| STATED PROBLEM |
Look for "timestamp" in the listing below. Gather each line that contains it.

─── DATA FOR THIS EXERCISE

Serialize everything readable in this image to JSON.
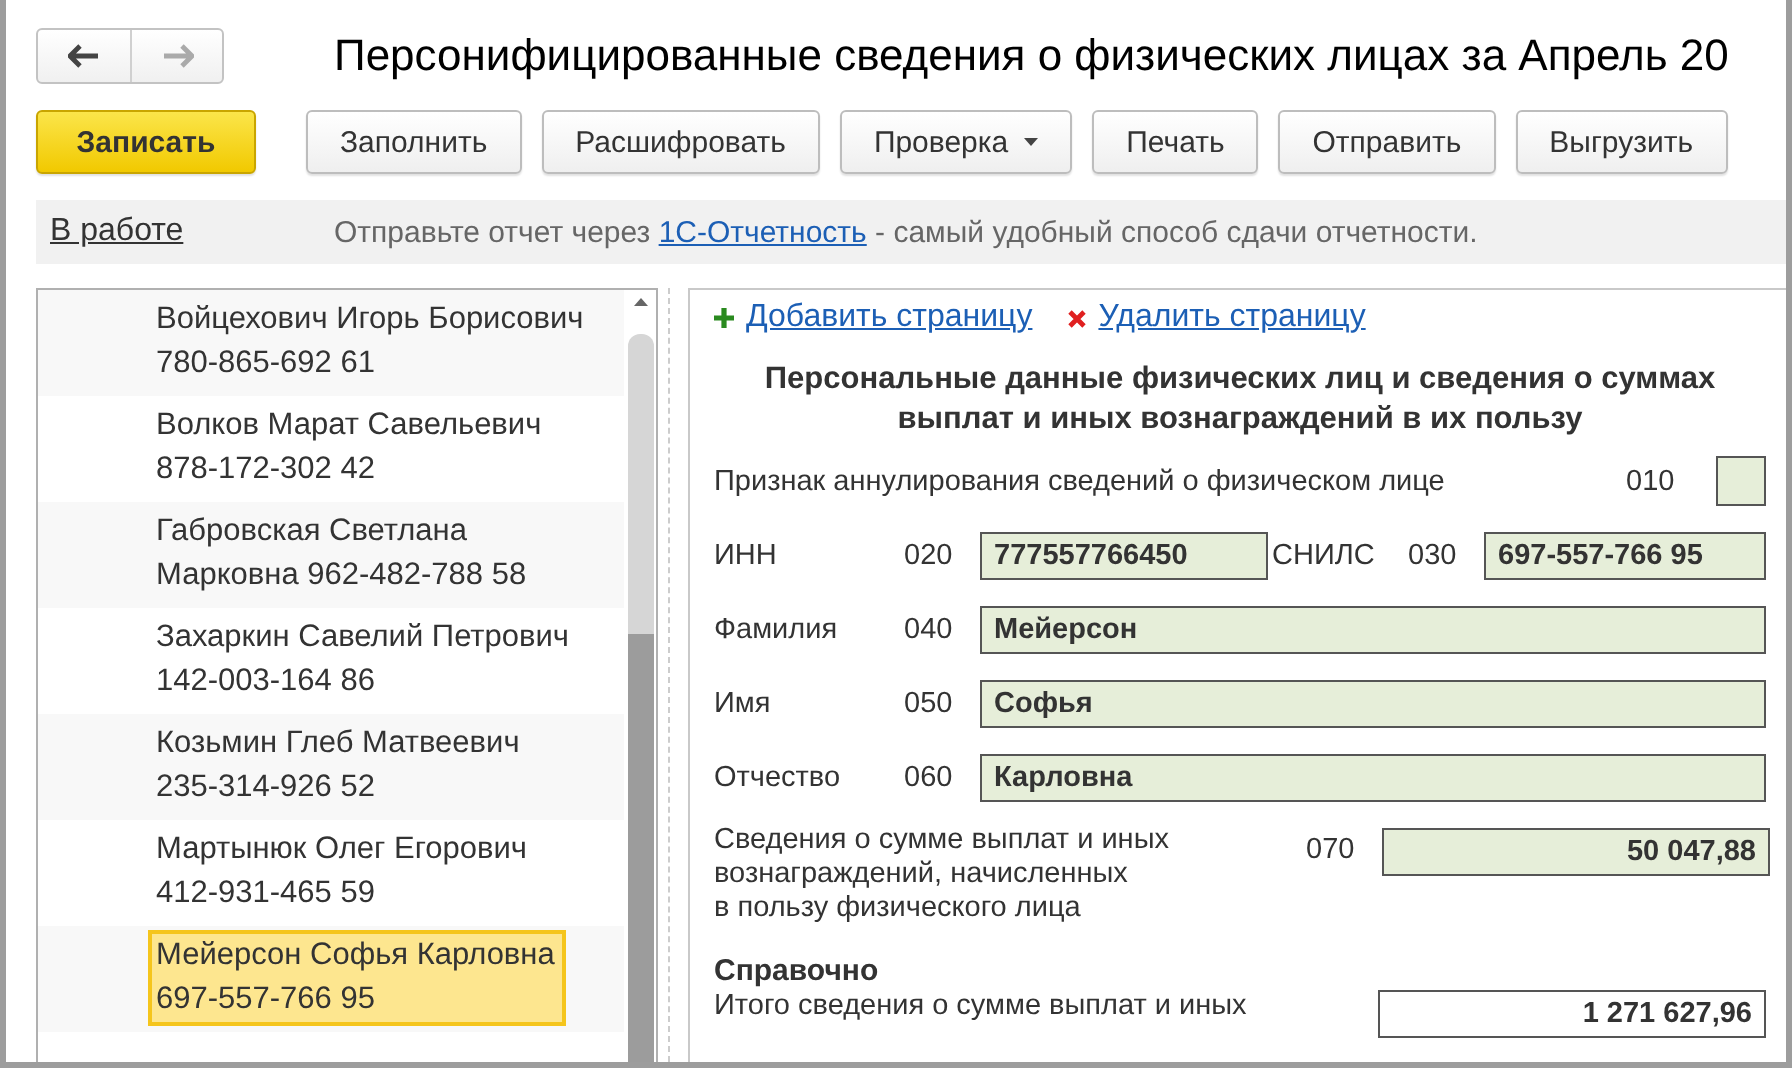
{
  "nav": {
    "back": {
      "disabled": false
    },
    "forward": {
      "disabled": true
    }
  },
  "title": "Персонифицированные сведения о физических лицах за Апрель 20",
  "toolbar": [
    {
      "label": "Записать",
      "kind": "primary"
    },
    {
      "label": "Заполнить",
      "kind": "plain"
    },
    {
      "label": "Расшифровать",
      "kind": "plain"
    },
    {
      "label": "Проверка",
      "kind": "dropdown"
    },
    {
      "label": "Печать",
      "kind": "plain"
    },
    {
      "label": "Отправить",
      "kind": "plain"
    },
    {
      "label": "Выгрузить",
      "kind": "plain"
    }
  ],
  "info_bar": {
    "status": "В работе",
    "notice_before": "Отправьте отчет через ",
    "notice_link": "1С-Отчетность",
    "notice_after": " - самый удобный способ сдачи отчетности."
  },
  "employees": [
    {
      "lines": [
        "Войцехович Игорь Борисович",
        "780-865-692 61"
      ],
      "selected": false
    },
    {
      "lines": [
        "Волков Марат Савельевич",
        "878-172-302 42"
      ],
      "selected": false
    },
    {
      "lines": [
        "Габровская Светлана",
        "Марковна 962-482-788 58"
      ],
      "selected": false
    },
    {
      "lines": [
        "Захаркин Савелий Петрович",
        "142-003-164 86"
      ],
      "selected": false
    },
    {
      "lines": [
        "Козьмин Глеб Матвеевич",
        "235-314-926 52"
      ],
      "selected": false
    },
    {
      "lines": [
        "Мартынюк Олег Егорович",
        "412-931-465 59"
      ],
      "selected": false
    },
    {
      "lines": [
        "Мейерсон Софья Карловна",
        "697-557-766 95"
      ],
      "selected": true
    }
  ],
  "form": {
    "add_page": "Добавить страницу",
    "delete_page": "Удалить страницу",
    "heading": "Персональные данные физических лиц и сведения о суммах выплат и иных вознаграждений в их пользу",
    "rows": [
      {
        "kind": "flag",
        "label": "Признак аннулирования сведений о физическом лице",
        "code": "010",
        "checked": false
      },
      {
        "kind": "pair",
        "fields": [
          {
            "label": "ИНН",
            "code": "020",
            "value": "777557766450"
          },
          {
            "label": "СНИЛС",
            "code": "030",
            "value": "697-557-766 95"
          }
        ]
      },
      {
        "kind": "text",
        "label": "Фамилия",
        "code": "040",
        "value": "Мейерсон"
      },
      {
        "kind": "text",
        "label": "Имя",
        "code": "050",
        "value": "Софья"
      },
      {
        "kind": "text",
        "label": "Отчество",
        "code": "060",
        "value": "Карловна"
      },
      {
        "kind": "amount",
        "lines": [
          "Сведения о сумме выплат и иных",
          "вознаграждений, начисленных",
          "в пользу физического лица"
        ],
        "code": "070",
        "value": "50 047,88"
      },
      {
        "kind": "section",
        "label": "Справочно"
      },
      {
        "kind": "total",
        "label": "Итого сведения о сумме выплат и иных",
        "value": "1 271 627,96"
      }
    ]
  }
}
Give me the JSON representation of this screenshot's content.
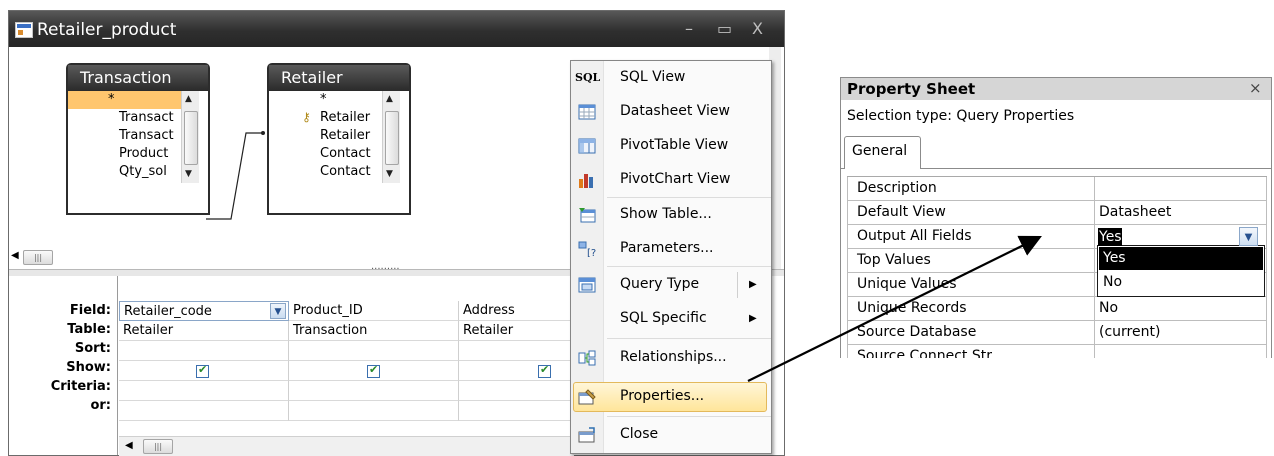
{
  "window": {
    "title": "Retailer_product",
    "minimize_glyph": "–",
    "maximize_glyph": "▭",
    "close_glyph": "X"
  },
  "design": {
    "tables": [
      {
        "name": "Transaction",
        "fields": [
          "*",
          "Transact",
          "Transact",
          "Product",
          "Qty_sol"
        ]
      },
      {
        "name": "Retailer",
        "fields": [
          "*",
          "Retailer",
          "Retailer",
          "Contact",
          "Contact"
        ]
      }
    ],
    "hscroll_thumb": "|||",
    "splitter_grip": "·········"
  },
  "grid": {
    "row_labels": [
      "Field:",
      "Table:",
      "Sort:",
      "Show:",
      "Criteria:",
      "or:"
    ],
    "columns": [
      {
        "field": "Retailer_code",
        "table": "Retailer",
        "show": true
      },
      {
        "field": "Product_ID",
        "table": "Transaction",
        "show": true
      },
      {
        "field": "Address",
        "table": "Retailer",
        "show": true
      }
    ],
    "hscroll_thumb": "|||"
  },
  "menu": {
    "items": [
      {
        "label": "SQL View",
        "icon": "sql-icon",
        "icon_text": "SQL"
      },
      {
        "label": "Datasheet View",
        "icon": "datasheet-icon"
      },
      {
        "label": "PivotTable View",
        "icon": "pivottable-icon"
      },
      {
        "label": "PivotChart View",
        "icon": "pivotchart-icon"
      },
      {
        "label": "Show Table...",
        "icon": "show-table-icon"
      },
      {
        "label": "Parameters...",
        "icon": "parameters-icon"
      },
      {
        "label": "Query Type",
        "icon": "query-type-icon",
        "submenu": true
      },
      {
        "label": "SQL Specific",
        "submenu": true
      },
      {
        "label": "Relationships...",
        "icon": "relationships-icon"
      },
      {
        "label": "Properties...",
        "icon": "properties-icon",
        "highlighted": true
      },
      {
        "label": "Close",
        "icon": "close-query-icon"
      }
    ],
    "submenu_glyph": "▶"
  },
  "property_sheet": {
    "title": "Property Sheet",
    "close_glyph": "×",
    "selection_type": "Selection type:  Query Properties",
    "tab": "General",
    "properties": [
      {
        "name": "Description",
        "value": ""
      },
      {
        "name": "Default View",
        "value": "Datasheet"
      },
      {
        "name": "Output All Fields",
        "value": "Yes"
      },
      {
        "name": "Top Values",
        "value": ""
      },
      {
        "name": "Unique Values",
        "value": ""
      },
      {
        "name": "Unique Records",
        "value": "No"
      },
      {
        "name": "Source Database",
        "value": "(current)"
      },
      {
        "name": "Source Connect Str",
        "value": ""
      }
    ],
    "dropdown_options": [
      "Yes",
      "No"
    ],
    "selected_option": "Yes"
  },
  "colors": {
    "titlebar": "#2f2f2f",
    "highlight_field": "#ffc66e",
    "menu_highlight": "#ffe59a",
    "checkbox": "#2a8a2a"
  }
}
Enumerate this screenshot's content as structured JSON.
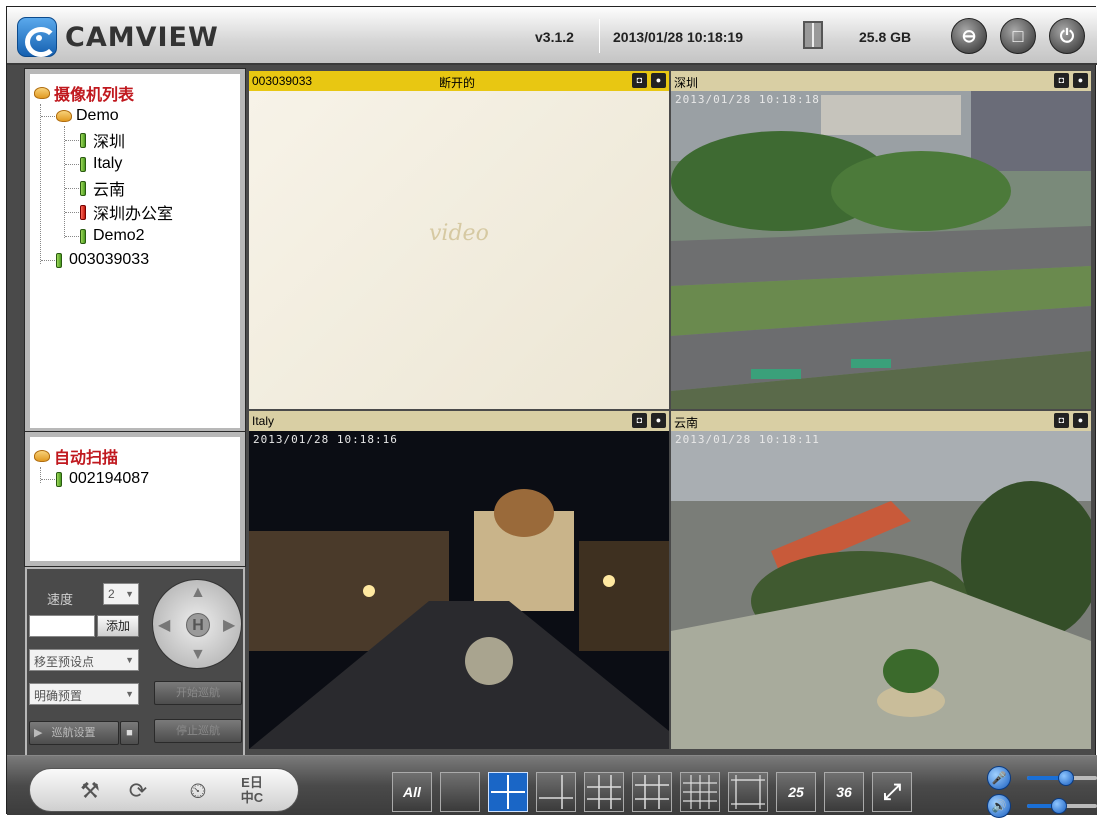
{
  "header": {
    "brand": "CAMVIEW",
    "version": "v3.1.2",
    "datetime": "2013/01/28 10:18:19",
    "disk_free": "25.8 GB"
  },
  "camera_list": {
    "root_label": "摄像机列表",
    "group_label": "Demo",
    "group_items": [
      "深圳",
      "Italy",
      "云南",
      "深圳办公室",
      "Demo2"
    ],
    "ungrouped": "003039033"
  },
  "auto_scan": {
    "root_label": "自动扫描",
    "items": [
      "002194087"
    ]
  },
  "ptz": {
    "speed_label": "速度",
    "speed_value": "2",
    "add_label": "添加",
    "goto_preset": "移至预设点",
    "clear_preset": "明确预置",
    "cruise_label": "巡航设置",
    "dark_btn_1": "开始巡航",
    "dark_btn_2": "停止巡航"
  },
  "videos": [
    {
      "name": "003039033",
      "status": "断开的",
      "timestamp": "",
      "connected": false,
      "watermark": "video"
    },
    {
      "name": "深圳",
      "status": "",
      "timestamp": "2013/01/28 10:18:18",
      "connected": true
    },
    {
      "name": "Italy",
      "status": "",
      "timestamp": "2013/01/28 10:18:16",
      "connected": true
    },
    {
      "name": "云南",
      "status": "",
      "timestamp": "2013/01/28 10:18:11",
      "connected": true
    }
  ],
  "toolbar": {
    "layouts": [
      "All",
      "1",
      "4",
      "6",
      "8",
      "9",
      "13",
      "16",
      "25",
      "36",
      "fullscreen"
    ],
    "layout_labels": {
      "all": "All",
      "l25": "25",
      "l36": "36"
    },
    "tool_chinese_label": "中C",
    "tool_chinese_top": "E日",
    "active_layout": "4",
    "volume_level": 0.45,
    "mic_level": 0.55
  },
  "colors": {
    "active_bar": "#e8c712",
    "accent_blue": "#1a66c6",
    "tree_root": "#c0181e"
  }
}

──────

| WRITTEN REPLY |
      "timestamp": "",
      "timestamp": "2013/01/28 10:18:18",
      "timestamp": "2013/01/28 10:18:16",
      "timestamp": "2013/01/28 10:18:11",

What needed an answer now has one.